Saved entries
((

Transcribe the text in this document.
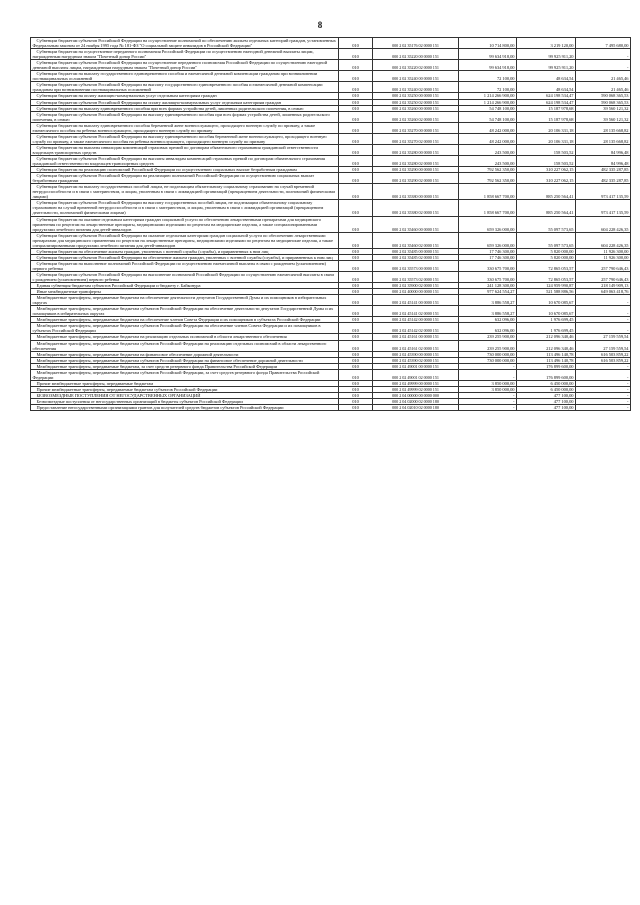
8
Субвенции бюджетам субъектов Российской Федерации на осуществление полномочий по обеспечению жильем отдельных категорий граждан, установленных Федеральным законом от 24 ноября 1995 года № 181-ФЗ "О социальной защите инвалидов в Российской Федерации"	010	000 2 02 35176 02 0000 151	10 714 800,00	3 219 120,00	7 495 680,00
Субвенции бюджетам на осуществление переданного полномочия Российской Федерации по осуществлению ежегодной денежной выплаты лицам, награжденным нагрудным знаком "Почетный донор России"	010	000 2 02 35220 00 0000 151	99 634 918,00	99 925 911,20	-
Субвенции бюджетам субъектов Российской Федерации на осуществление переданного полномочия Российской Федерации по осуществлению ежегодной денежной выплаты лицам, награжденным нагрудным знаком "Почетный донор России"	010	000 2 02 35220 02 0000 151	99 634 918,00	99 925 911,20	-
Субвенции бюджетам на выплату государственного единовременного пособия и ежемесячной денежной компенсации гражданам при возникновении поствакцинальных осложнений	010	000 2 02 35240 00 0000 151	72 100,00	48 634,54	21 465,46
Субвенции бюджетам субъектов Российской Федерации на выплату государственного единовременного пособия и ежемесячной денежной компенсации гражданам при возникновении поствакцинальных осложнений	010	000 2 02 35240 02 0000 151	72 100,00	48 634,54	21 465,46
Субвенции бюджетам на оплату жилищно-коммунальных услуг отдельным категориям граждан	010	000 2 02 35250 00 0000 151	1 214 266 900,00	624 198 534,47	590 068 365,53
Субвенции бюджетам субъектов Российской Федерации на оплату жилищно-коммунальных услуг отдельным категориям граждан	010	000 2 02 35250 02 0000 151	1 214 266 900,00	624 198 534,47	590 068 365,53
Субвенции бюджетам на выплату единовременного пособия при всех формах устройства детей, лишенных родительского попечения, в семью	010	000 2 02 35260 00 0000 151	54 748 100,00	15 187 978,68	39 560 121,32
Субвенции бюджетам субъектов Российской Федерации на выплату единовременного пособия при всех формах устройства детей, лишенных родительского попечения, в семью	010	000 2 02 35260 02 0000 151	54 748 100,00	15 187 978,68	39 560 121,32
Субвенции бюджетам на выплату единовременного пособия беременной жене военнослужащего, проходящего военную службу по призыву, а также ежемесячного пособия на ребенка военнослужащего, проходящего военную службу по призыву	010	000 2 02 35270 00 0000 151	48 242 000,00	20 106 331,18	28 135 668,82
Субвенции бюджетам субъектов Российской Федерации на выплату единовременного пособия беременной жене военнослужащего, проходящего военную службу по призыву, а также ежемесячного пособия на ребенка военнослужащего, проходящего военную службу по призыву	010	000 2 02 35270 02 0000 151	48 242 000,00	20 106 331,18	28 135 668,82
Субвенции бюджетам на выплаты инвалидам компенсаций страховых премий по договорам обязательного страхования гражданской ответственности владельцев транспортных средств	010	000 2 02 35280 00 0000 151	243 500,00	158 503,52	84 996,48
Субвенции бюджетам субъектов Российской Федерации на выплаты инвалидам компенсаций страховых премий по договорам обязательного страхования гражданской ответственности владельцев транспортных средств	010	000 2 02 35280 02 0000 151	243 500,00	158 503,52	84 996,48
Субвенции бюджетам на реализацию полномочий Российской Федерации по осуществлению социальных выплат безработным гражданам	010	000 2 02 35290 00 0000 151	792 562 350,00	310 227 062,15	482 335 287,85
Субвенции бюджетам субъектов Российской Федерации на реализацию полномочий Российской Федерации по осуществлению социальных выплат безработным гражданам	010	000 2 02 35290 02 0000 151	792 562 350,00	310 227 062,15	482 335 287,85
Субвенции бюджетам на выплату государственных пособий лицам, не подлежащим обязательному социальному страхованию на случай временной нетрудоспособности и в связи с материнством, и лицам, уволенным в связи с ликвидацией организаций (прекращением деятельности, полномочий физическими лицами)	010	000 2 02 35380 00 0000 151	1 858 667 700,00	885 250 564,41	973 417 135,59
Субвенции бюджетам субъектов Российской Федерации на выплату государственных пособий лицам, не подлежащим обязательному социальному страхованию на случай временной нетрудоспособности и в связи с материнством, и лицам, уволенным в связи с ликвидацией организаций (прекращением деятельности, полномочий физическими лицами)	010	000 2 02 35380 02 0000 151	1 858 667 700,00	885 250 564,41	973 417 135,59
Субвенции бюджетам на оказание отдельным категориям граждан социальной услуги по обеспечению лекарственными препаратами для медицинского применения по рецептам на лекарственные препараты, медицинскими изделиями по рецептам на медицинские изделия, а также специализированными продуктами лечебного питания для детей-инвалидов	010	000 2 02 35460 00 0000 151	659 326 000,00	55 097 573,65	604 228 426,35
Субвенции бюджетам субъектов Российской Федерации на оказание отдельным категориям граждан социальной услуги по обеспечению лекарственными препаратами для медицинского применения по рецептам на лекарственные препараты, медицинскими изделиями по рецептам на медицинские изделия, а также специализированными продуктами лечебного питания для детей-инвалидов	010	000 2 02 35460 02 0000 151	659 326 000,00	55 097 573,65	604 228 426,35
Субвенции бюджетам на обеспечение жильем граждан, уволенных с военной службы (службы), и приравненных к ним лиц	010	000 2 02 35485 00 0000 151	17 746 300,00	5 820 000,00	11 926 300,00
Субвенции бюджетам субъектов Российской Федерации на обеспечение жильем граждан, уволенных с военной службы (службы), и приравненных к ним лиц	010	000 2 02 35485 02 0000 151	17 746 300,00	5 820 000,00	11 926 300,00
Субвенции бюджетам на выполнение полномочий Российской Федерации по осуществлению ежемесячной выплаты в связи с рождением (усыновлением) первого ребенка	010	000 2 02 35573 00 0000 151	330 675 700,00	72 865 053,57	257 790 646,43
Субвенции бюджетам субъектов Российской Федерации на выполнение полномочий Российской Федерации по осуществлению ежемесячной выплаты в связи с рождением (усыновлением) первого ребенка	010	000 2 02 35573 02 0000 151	330 675 700,00	72 865 053,57	257 790 646,43
Единая субвенция бюджетам субъектов Российской Федерации и бюджету г. Байконура	010	000 2 02 35900 02 0000 151	241 128 300,00	124 959 990,87	218 149 909,13
Иные межбюджетные трансферты	010	000 2 02 40000 00 0000 151	977 624 554,27	521 588 886,56	649 063 418,76
Межбюджетные трансферты, передаваемые бюджетам на обеспечение деятельности депутатов Государственной Думы и их помощников в избирательных округах	010	000 2 02 45141 00 0000 151	3 886 558,27	10 670 085,67	-
Межбюджетные трансферты, передаваемые бюджетам субъектов Российской Федерации на обеспечение деятельности депутатов Государственной Думы и их помощников в избирательных округах	010	000 2 02 45141 02 0000 151	3 886 558,27	10 670 085,67	-
Межбюджетные трансферты, передаваемые бюджетам на обеспечение членов Совета Федерации и их помощников в субъектах Российской Федерации	010	000 2 02 45142 00 0000 151	632 096,00	1 976 699,45	-
Межбюджетные трансферты, передаваемые бюджетам субъектов Российской Федерации на обеспечение членов Совета Федерации и их помощников в субъектах Российской Федерации	010	000 2 02 45142 02 0000 151	632 096,00	1 976 699,45	-
Межбюджетные трансферты, передаваемые бюджетам на реализацию отдельных полномочий в области лекарственного обеспечения	010	000 2 02 45161 00 0000 151	239 255 900,00	212 096 340,46	27 159 559,54
Межбюджетные трансферты, передаваемые бюджетам субъектов Российской Федерации на реализацию отдельных полномочий в области лекарственного обеспечения	010	000 2 02 45161 02 0000 151	239 255 900,00	212 096 340,46	27 159 559,54
Межбюджетные трансферты, передаваемые бюджетам на финансовое обеспечение дорожной деятельности	010	000 2 02 45390 00 0000 151	730 000 000,00	113 496 140,78	616 503 859,22
Межбюджетные трансферты, передаваемые бюджетам субъектов Российской Федерации на финансовое обеспечение дорожной деятельности	010	000 2 02 45390 02 0000 151	730 000 000,00	113 496 140,78	616 503 859,22
Межбюджетные трансферты, передаваемые бюджетам, за счет средств резервного фонда Правительства Российской Федерации	010	000 2 02 49001 00 0000 151	-	176 899 600,00	-
Межбюджетные трансферты, передаваемые бюджетам субъектов Российской Федерации, за счет средств резервного фонда Правительства Российской Федерации	010	000 2 02 49001 02 0000 151	-	176 899 600,00	-
Прочие межбюджетные трансферты, передаваемые бюджетам	010	000 2 02 49999 00 0000 151	3 850 000,00	6 450 000,00	-
Прочие межбюджетные трансферты, передаваемые бюджетам субъектов Российской Федерации	010	000 2 02 49999 02 0000 151	3 850 000,00	6 450 000,00	-
БЕЗВОЗМЕЗДНЫЕ ПОСТУПЛЕНИЯ ОТ НЕГОСУДАРСТВЕННЫХ ОРГАНИЗАЦИЙ	010	000 2 04 00000 00 0000 000	-	477 100,00	-
Безвозмездные поступления от негосударственных организаций в бюджеты субъектов Российской Федерации	010	000 2 04 02000 02 0000 180	-	477 100,00	-
Предоставление негосударственными организациями грантов для получателей средств бюджетов субъектов Российской Федерации	010	000 2 04 02010 02 0000 180	-	477 100,00	-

))

=== EXERCISE DIRECTIONS ===
Find the word "лицами" in the records and pull out each line that has it.

=== EXERCISE SOLUTION ===
Субвенции бюджетам на выплату государственных пособий лицам, не подлежащим обязательному социальному страхованию на случай временной нетрудоспособности и в связи с материнством, и лицам, уволенным в связи с ликвидацией организаций (прекращением деятельности, полномочий физическими лицами)	010	000 2 02 35380 00 0000 151	1 858 667 700,00	885 250 564,41	973 417 135,59
Субвенции бюджетам субъектов Российской Федерации на выплату государственных пособий лицам, не подлежащим обязательному социальному страхованию на случай временной нетрудоспособности и в связи с материнством, и лицам, уволенным в связи с ликвидацией организаций (прекращением деятельности, полномочий физическими лицами)	010	000 2 02 35380 02 0000 151	1 858 667 700,00	885 250 564,41	973 417 135,59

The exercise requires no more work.